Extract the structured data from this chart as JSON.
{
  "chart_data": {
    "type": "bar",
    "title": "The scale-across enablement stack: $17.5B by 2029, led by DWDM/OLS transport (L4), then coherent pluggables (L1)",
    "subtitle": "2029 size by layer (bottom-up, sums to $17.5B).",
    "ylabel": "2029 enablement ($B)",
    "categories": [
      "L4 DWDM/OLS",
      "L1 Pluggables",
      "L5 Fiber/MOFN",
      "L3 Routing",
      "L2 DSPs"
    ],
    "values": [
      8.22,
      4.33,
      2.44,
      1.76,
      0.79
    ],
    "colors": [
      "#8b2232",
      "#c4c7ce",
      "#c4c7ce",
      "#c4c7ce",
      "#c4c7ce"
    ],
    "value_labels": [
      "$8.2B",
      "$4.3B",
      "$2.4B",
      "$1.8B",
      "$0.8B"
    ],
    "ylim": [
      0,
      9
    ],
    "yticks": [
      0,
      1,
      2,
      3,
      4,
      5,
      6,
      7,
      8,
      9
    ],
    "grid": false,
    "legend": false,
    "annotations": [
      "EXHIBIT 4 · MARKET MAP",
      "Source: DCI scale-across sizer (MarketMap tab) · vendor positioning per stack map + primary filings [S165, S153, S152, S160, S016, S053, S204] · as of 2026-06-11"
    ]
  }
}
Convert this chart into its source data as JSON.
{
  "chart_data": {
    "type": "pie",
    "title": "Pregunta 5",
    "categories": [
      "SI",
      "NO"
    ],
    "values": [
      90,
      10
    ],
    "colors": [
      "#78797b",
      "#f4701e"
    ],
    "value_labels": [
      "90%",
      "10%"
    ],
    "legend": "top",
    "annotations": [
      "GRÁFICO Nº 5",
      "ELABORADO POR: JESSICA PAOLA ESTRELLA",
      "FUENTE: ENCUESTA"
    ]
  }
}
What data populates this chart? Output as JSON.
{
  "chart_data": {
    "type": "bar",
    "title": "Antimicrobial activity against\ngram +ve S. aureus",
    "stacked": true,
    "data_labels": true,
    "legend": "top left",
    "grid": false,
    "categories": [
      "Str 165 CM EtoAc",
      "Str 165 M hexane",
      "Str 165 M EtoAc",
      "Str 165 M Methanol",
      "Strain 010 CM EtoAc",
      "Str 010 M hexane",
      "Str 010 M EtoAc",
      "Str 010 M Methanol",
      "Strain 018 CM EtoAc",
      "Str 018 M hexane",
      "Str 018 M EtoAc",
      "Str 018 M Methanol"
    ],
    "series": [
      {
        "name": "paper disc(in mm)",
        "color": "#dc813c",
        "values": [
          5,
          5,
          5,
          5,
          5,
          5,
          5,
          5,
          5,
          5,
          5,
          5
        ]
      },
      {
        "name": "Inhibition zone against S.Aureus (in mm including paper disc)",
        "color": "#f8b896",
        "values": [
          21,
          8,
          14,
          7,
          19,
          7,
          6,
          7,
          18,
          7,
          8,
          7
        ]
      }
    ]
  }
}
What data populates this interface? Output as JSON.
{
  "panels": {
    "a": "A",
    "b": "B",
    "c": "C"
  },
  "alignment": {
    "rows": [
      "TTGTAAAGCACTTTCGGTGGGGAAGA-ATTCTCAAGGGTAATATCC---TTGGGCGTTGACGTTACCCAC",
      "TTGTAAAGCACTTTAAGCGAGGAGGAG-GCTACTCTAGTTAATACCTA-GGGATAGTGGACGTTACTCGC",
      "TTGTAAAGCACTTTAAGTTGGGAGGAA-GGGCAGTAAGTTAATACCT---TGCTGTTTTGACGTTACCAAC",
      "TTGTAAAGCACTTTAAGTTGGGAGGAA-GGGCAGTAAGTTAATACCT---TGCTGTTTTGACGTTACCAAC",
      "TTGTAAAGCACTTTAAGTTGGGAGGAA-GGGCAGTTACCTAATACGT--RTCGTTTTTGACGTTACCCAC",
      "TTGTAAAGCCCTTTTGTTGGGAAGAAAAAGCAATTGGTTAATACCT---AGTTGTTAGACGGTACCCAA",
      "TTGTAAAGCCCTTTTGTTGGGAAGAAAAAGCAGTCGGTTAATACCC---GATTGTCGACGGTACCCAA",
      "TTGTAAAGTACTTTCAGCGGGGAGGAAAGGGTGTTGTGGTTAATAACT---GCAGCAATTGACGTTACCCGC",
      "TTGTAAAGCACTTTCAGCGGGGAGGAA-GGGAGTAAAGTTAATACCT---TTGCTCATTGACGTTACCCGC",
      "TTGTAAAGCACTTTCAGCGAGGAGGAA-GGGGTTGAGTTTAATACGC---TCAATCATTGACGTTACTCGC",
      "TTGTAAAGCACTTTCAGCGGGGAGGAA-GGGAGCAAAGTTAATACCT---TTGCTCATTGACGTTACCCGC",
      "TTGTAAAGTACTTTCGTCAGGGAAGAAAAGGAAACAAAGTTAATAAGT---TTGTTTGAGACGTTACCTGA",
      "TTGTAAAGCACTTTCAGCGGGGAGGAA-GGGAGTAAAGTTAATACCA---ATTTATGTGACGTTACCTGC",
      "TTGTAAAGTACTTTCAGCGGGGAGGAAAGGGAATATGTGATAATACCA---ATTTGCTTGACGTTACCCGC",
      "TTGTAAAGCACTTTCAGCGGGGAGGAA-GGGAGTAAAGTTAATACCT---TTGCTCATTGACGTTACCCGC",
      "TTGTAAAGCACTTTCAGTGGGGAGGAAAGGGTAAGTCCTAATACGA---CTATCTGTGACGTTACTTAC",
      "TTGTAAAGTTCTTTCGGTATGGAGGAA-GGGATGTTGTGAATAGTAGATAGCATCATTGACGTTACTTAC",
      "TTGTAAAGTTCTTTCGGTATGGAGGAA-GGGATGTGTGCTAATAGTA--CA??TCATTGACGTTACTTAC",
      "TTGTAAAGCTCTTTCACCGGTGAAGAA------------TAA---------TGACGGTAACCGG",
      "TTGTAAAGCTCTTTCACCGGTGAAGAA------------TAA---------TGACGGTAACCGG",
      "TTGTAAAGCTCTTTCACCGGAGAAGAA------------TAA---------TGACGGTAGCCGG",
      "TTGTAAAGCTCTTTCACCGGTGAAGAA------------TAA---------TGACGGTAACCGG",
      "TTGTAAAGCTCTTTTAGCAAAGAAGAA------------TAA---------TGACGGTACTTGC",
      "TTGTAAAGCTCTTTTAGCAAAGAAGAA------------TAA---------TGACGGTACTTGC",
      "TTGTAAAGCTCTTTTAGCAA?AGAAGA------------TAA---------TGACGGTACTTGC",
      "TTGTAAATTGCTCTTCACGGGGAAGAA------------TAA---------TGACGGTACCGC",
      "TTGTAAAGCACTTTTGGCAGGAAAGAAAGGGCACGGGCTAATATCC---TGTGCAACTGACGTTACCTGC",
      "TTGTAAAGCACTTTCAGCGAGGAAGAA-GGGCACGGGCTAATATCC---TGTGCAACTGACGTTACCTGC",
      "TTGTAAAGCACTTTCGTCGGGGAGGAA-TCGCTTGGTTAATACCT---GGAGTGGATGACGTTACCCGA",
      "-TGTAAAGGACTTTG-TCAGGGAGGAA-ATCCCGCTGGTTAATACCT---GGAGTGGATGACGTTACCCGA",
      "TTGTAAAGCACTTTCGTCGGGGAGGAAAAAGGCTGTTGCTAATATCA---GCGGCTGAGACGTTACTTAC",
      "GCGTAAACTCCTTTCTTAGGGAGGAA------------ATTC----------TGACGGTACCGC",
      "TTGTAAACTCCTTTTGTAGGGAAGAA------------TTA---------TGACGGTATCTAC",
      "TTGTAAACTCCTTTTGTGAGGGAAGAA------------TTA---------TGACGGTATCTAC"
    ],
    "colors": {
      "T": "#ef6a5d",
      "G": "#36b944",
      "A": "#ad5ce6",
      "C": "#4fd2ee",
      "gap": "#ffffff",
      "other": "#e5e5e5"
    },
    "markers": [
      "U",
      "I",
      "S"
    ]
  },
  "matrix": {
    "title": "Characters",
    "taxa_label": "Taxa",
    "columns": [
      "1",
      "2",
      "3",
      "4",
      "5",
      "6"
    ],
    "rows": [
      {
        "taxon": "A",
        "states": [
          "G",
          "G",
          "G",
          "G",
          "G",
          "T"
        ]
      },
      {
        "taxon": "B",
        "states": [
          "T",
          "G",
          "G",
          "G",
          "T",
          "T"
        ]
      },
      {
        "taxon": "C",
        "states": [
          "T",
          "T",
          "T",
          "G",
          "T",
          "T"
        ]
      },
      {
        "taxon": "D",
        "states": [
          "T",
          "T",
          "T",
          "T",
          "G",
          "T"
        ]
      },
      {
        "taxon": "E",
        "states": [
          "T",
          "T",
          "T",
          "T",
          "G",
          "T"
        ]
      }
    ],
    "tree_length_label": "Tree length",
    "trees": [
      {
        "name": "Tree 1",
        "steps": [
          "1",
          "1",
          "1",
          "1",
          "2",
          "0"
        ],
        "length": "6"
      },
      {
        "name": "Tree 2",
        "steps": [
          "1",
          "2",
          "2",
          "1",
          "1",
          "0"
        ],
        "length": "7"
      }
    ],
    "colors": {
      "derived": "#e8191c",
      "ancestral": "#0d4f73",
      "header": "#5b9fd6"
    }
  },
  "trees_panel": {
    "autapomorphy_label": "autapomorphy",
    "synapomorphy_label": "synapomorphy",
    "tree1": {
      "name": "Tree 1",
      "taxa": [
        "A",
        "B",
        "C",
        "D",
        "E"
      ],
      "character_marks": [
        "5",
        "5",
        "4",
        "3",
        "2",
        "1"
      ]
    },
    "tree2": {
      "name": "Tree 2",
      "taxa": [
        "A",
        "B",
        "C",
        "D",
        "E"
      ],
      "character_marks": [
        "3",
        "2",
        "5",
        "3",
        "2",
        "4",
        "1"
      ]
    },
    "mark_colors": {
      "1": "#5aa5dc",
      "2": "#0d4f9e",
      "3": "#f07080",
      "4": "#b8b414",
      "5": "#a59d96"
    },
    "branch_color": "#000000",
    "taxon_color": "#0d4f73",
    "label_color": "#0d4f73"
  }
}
________________________________________
→ **WRITTEN INSTRUCTION**
Find every line in the records above that holds the word "paper", and copy each one.

→ **OUTPUT FOR THIS TASK**
        "name": "paper disc(in mm)",
        "name": "Inhibition zone against S.Aureus (in mm including paper disc)",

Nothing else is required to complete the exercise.